» **Given problem**:
Repeat what the lines below say, word for word, and skip every image.
-- Begin Data excerpts --
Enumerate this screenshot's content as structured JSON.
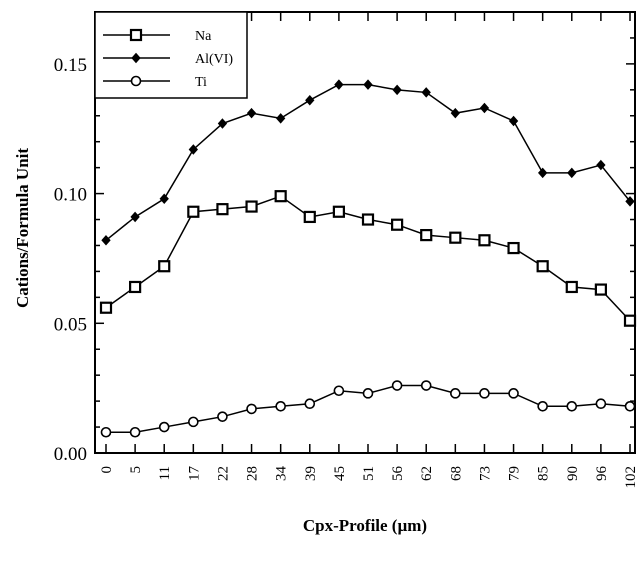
{
  "chart_data": {
    "type": "line",
    "xlabel": "Cpx-Profile (µm)",
    "ylabel": "Cations/Formula Unit",
    "categories": [
      "0",
      "5",
      "11",
      "17",
      "22",
      "28",
      "34",
      "39",
      "45",
      "51",
      "56",
      "62",
      "68",
      "73",
      "79",
      "85",
      "90",
      "96",
      "102"
    ],
    "ylim": [
      0,
      0.17
    ],
    "yticks": [
      "0.00",
      "0.05",
      "0.10",
      "0.15"
    ],
    "ytick_values": [
      0.0,
      0.05,
      0.1,
      0.15
    ],
    "legend_position": "top-left",
    "series": [
      {
        "name": "Na",
        "marker": "square",
        "values": [
          0.056,
          0.064,
          0.072,
          0.093,
          0.094,
          0.095,
          0.099,
          0.091,
          0.093,
          0.09,
          0.088,
          0.084,
          0.083,
          0.082,
          0.079,
          0.072,
          0.064,
          0.063,
          0.051
        ]
      },
      {
        "name": "Al(VI)",
        "marker": "diamond",
        "values": [
          0.082,
          0.091,
          0.098,
          0.117,
          0.127,
          0.131,
          0.129,
          0.136,
          0.142,
          0.142,
          0.14,
          0.139,
          0.131,
          0.133,
          0.128,
          0.108,
          0.108,
          0.111,
          0.097
        ]
      },
      {
        "name": "Ti",
        "marker": "circle",
        "values": [
          0.008,
          0.008,
          0.01,
          0.012,
          0.014,
          0.017,
          0.018,
          0.019,
          0.024,
          0.023,
          0.026,
          0.026,
          0.023,
          0.023,
          0.023,
          0.018,
          0.018,
          0.019,
          0.018
        ]
      }
    ]
  }
}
-- End Data excerpts --
» **Answer**:
Enumerate this screenshot's content as structured JSON.
{
  "chart_data": {
    "type": "line",
    "xlabel": "Cpx-Profile (µm)",
    "ylabel": "Cations/Formula Unit",
    "categories": [
      "0",
      "5",
      "11",
      "17",
      "22",
      "28",
      "34",
      "39",
      "45",
      "51",
      "56",
      "62",
      "68",
      "73",
      "79",
      "85",
      "90",
      "96",
      "102"
    ],
    "ylim": [
      0,
      0.17
    ],
    "yticks": [
      "0.00",
      "0.05",
      "0.10",
      "0.15"
    ],
    "ytick_values": [
      0.0,
      0.05,
      0.1,
      0.15
    ],
    "legend_position": "top-left",
    "series": [
      {
        "name": "Na",
        "marker": "square",
        "values": [
          0.056,
          0.064,
          0.072,
          0.093,
          0.094,
          0.095,
          0.099,
          0.091,
          0.093,
          0.09,
          0.088,
          0.084,
          0.083,
          0.082,
          0.079,
          0.072,
          0.064,
          0.063,
          0.051
        ]
      },
      {
        "name": "Al(VI)",
        "marker": "diamond",
        "values": [
          0.082,
          0.091,
          0.098,
          0.117,
          0.127,
          0.131,
          0.129,
          0.136,
          0.142,
          0.142,
          0.14,
          0.139,
          0.131,
          0.133,
          0.128,
          0.108,
          0.108,
          0.111,
          0.097
        ]
      },
      {
        "name": "Ti",
        "marker": "circle",
        "values": [
          0.008,
          0.008,
          0.01,
          0.012,
          0.014,
          0.017,
          0.018,
          0.019,
          0.024,
          0.023,
          0.026,
          0.026,
          0.023,
          0.023,
          0.023,
          0.018,
          0.018,
          0.019,
          0.018
        ]
      }
    ]
  }
}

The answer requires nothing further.